[START OF MATERIAL FOR THE TASK]

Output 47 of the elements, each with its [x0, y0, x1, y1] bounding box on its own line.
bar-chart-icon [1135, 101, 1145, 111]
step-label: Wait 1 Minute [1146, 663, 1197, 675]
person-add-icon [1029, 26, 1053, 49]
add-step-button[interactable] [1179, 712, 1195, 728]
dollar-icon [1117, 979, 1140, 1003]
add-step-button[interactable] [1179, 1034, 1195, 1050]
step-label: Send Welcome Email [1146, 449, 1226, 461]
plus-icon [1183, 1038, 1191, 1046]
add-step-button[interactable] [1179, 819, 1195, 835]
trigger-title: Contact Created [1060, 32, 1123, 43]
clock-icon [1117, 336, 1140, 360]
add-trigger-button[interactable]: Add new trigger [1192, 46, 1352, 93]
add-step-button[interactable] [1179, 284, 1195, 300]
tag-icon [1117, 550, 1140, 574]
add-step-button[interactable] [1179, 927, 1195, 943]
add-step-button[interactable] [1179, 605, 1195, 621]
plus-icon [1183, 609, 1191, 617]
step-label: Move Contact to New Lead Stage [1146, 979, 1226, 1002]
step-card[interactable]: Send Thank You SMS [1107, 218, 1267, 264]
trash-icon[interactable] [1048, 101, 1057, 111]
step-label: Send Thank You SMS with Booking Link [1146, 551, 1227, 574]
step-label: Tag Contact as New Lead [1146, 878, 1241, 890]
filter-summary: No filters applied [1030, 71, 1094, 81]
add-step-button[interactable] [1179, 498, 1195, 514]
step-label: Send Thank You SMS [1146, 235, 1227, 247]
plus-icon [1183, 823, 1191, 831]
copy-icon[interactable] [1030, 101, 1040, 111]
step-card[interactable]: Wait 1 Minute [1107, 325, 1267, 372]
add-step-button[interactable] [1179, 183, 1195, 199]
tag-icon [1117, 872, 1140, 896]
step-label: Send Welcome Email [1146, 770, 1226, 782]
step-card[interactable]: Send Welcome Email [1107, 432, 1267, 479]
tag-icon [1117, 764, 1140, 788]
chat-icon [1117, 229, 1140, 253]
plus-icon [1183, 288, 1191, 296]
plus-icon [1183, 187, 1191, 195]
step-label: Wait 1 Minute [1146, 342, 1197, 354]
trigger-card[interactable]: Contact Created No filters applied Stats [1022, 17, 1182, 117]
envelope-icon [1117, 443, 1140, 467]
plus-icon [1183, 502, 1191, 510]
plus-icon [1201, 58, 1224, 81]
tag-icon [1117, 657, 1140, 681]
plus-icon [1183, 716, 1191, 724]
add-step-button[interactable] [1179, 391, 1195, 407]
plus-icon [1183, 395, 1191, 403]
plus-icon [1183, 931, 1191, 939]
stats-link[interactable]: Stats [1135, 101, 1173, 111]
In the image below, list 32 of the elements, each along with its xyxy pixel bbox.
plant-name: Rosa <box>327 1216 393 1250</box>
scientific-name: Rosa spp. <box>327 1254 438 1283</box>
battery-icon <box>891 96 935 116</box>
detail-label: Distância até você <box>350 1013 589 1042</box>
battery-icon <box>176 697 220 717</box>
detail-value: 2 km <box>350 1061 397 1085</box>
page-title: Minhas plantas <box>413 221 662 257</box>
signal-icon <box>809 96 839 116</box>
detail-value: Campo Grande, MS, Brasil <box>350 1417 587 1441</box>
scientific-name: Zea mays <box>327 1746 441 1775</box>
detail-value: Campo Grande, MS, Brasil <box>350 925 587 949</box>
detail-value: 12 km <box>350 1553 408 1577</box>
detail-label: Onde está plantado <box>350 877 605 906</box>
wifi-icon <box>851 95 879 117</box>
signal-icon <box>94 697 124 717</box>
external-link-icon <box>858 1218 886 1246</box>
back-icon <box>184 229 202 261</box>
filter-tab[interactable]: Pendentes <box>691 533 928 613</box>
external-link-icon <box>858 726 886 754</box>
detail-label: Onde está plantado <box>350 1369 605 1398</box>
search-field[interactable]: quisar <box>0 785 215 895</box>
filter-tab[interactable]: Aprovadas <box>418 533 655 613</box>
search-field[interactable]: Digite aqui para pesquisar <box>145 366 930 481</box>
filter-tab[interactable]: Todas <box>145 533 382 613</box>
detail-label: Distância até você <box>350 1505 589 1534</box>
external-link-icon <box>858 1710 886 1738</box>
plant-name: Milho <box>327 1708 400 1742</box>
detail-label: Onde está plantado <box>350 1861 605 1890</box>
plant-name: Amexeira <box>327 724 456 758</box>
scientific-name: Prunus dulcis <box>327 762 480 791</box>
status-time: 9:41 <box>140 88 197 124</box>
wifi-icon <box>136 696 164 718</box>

[END OF MATERIAL FOR THE TASK]

- _DO THIS_
Rewrite the entries above with every "Wait 1 Minute" changed to "Wait 5 Minutes", leaving everything else as it is.

- _THE SOLUTION_
Output 47 of the elements, each with its [x0, y0, x1, y1] bounding box on its own line.
bar-chart-icon [1135, 101, 1145, 111]
step-label: Wait 5 Minutes [1146, 663, 1197, 675]
person-add-icon [1029, 26, 1053, 49]
add-step-button[interactable] [1179, 712, 1195, 728]
dollar-icon [1117, 979, 1140, 1003]
add-step-button[interactable] [1179, 1034, 1195, 1050]
step-label: Send Welcome Email [1146, 449, 1226, 461]
plus-icon [1183, 1038, 1191, 1046]
add-step-button[interactable] [1179, 819, 1195, 835]
trigger-title: Contact Created [1060, 32, 1123, 43]
clock-icon [1117, 336, 1140, 360]
add-trigger-button[interactable]: Add new trigger [1192, 46, 1352, 93]
add-step-button[interactable] [1179, 284, 1195, 300]
tag-icon [1117, 550, 1140, 574]
add-step-button[interactable] [1179, 927, 1195, 943]
add-step-button[interactable] [1179, 605, 1195, 621]
plus-icon [1183, 609, 1191, 617]
step-label: Move Contact to New Lead Stage [1146, 979, 1226, 1002]
step-card[interactable]: Send Thank You SMS [1107, 218, 1267, 264]
trash-icon[interactable] [1048, 101, 1057, 111]
step-label: Send Thank You SMS with Booking Link [1146, 551, 1227, 574]
step-label: Tag Contact as New Lead [1146, 878, 1241, 890]
filter-summary: No filters applied [1030, 71, 1094, 81]
add-step-button[interactable] [1179, 498, 1195, 514]
step-label: Send Thank You SMS [1146, 235, 1227, 247]
plus-icon [1183, 823, 1191, 831]
copy-icon[interactable] [1030, 101, 1040, 111]
step-card[interactable]: Wait 5 Minutes [1107, 325, 1267, 372]
add-step-button[interactable] [1179, 183, 1195, 199]
tag-icon [1117, 872, 1140, 896]
step-label: Send Welcome Email [1146, 770, 1226, 782]
step-card[interactable]: Send Welcome Email [1107, 432, 1267, 479]
tag-icon [1117, 764, 1140, 788]
chat-icon [1117, 229, 1140, 253]
plus-icon [1183, 288, 1191, 296]
plus-icon [1183, 187, 1191, 195]
step-label: Wait 5 Minutes [1146, 342, 1197, 354]
trigger-card[interactable]: Contact Created No filters applied Stats [1022, 17, 1182, 117]
envelope-icon [1117, 443, 1140, 467]
plus-icon [1183, 502, 1191, 510]
plus-icon [1201, 58, 1224, 81]
tag-icon [1117, 657, 1140, 681]
plus-icon [1183, 716, 1191, 724]
add-step-button[interactable] [1179, 391, 1195, 407]
plus-icon [1183, 395, 1191, 403]
plus-icon [1183, 931, 1191, 939]
stats-link[interactable]: Stats [1135, 101, 1173, 111]
In the image below, list 32 of the elements, each along with its xyxy pixel bbox.
plant-name: Rosa <box>327 1216 393 1250</box>
scientific-name: Rosa spp. <box>327 1254 438 1283</box>
battery-icon <box>891 96 935 116</box>
detail-label: Distância até você <box>350 1013 589 1042</box>
battery-icon <box>176 697 220 717</box>
detail-value: 2 km <box>350 1061 397 1085</box>
page-title: Minhas plantas <box>413 221 662 257</box>
signal-icon <box>809 96 839 116</box>
detail-value: Campo Grande, MS, Brasil <box>350 1417 587 1441</box>
scientific-name: Zea mays <box>327 1746 441 1775</box>
detail-value: Campo Grande, MS, Brasil <box>350 925 587 949</box>
detail-value: 12 km <box>350 1553 408 1577</box>
detail-label: Onde está plantado <box>350 877 605 906</box>
wifi-icon <box>851 95 879 117</box>
signal-icon <box>94 697 124 717</box>
external-link-icon <box>858 1218 886 1246</box>
back-icon <box>184 229 202 261</box>
filter-tab[interactable]: Pendentes <box>691 533 928 613</box>
external-link-icon <box>858 726 886 754</box>
detail-label: Onde está plantado <box>350 1369 605 1398</box>
search-field[interactable]: quisar <box>0 785 215 895</box>
filter-tab[interactable]: Aprovadas <box>418 533 655 613</box>
search-field[interactable]: Digite aqui para pesquisar <box>145 366 930 481</box>
filter-tab[interactable]: Todas <box>145 533 382 613</box>
detail-label: Distância até você <box>350 1505 589 1534</box>
external-link-icon <box>858 1710 886 1738</box>
plant-name: Milho <box>327 1708 400 1742</box>
detail-label: Onde está plantado <box>350 1861 605 1890</box>
plant-name: Amexeira <box>327 724 456 758</box>
scientific-name: Prunus dulcis <box>327 762 480 791</box>
status-time: 9:41 <box>140 88 197 124</box>
wifi-icon <box>136 696 164 718</box>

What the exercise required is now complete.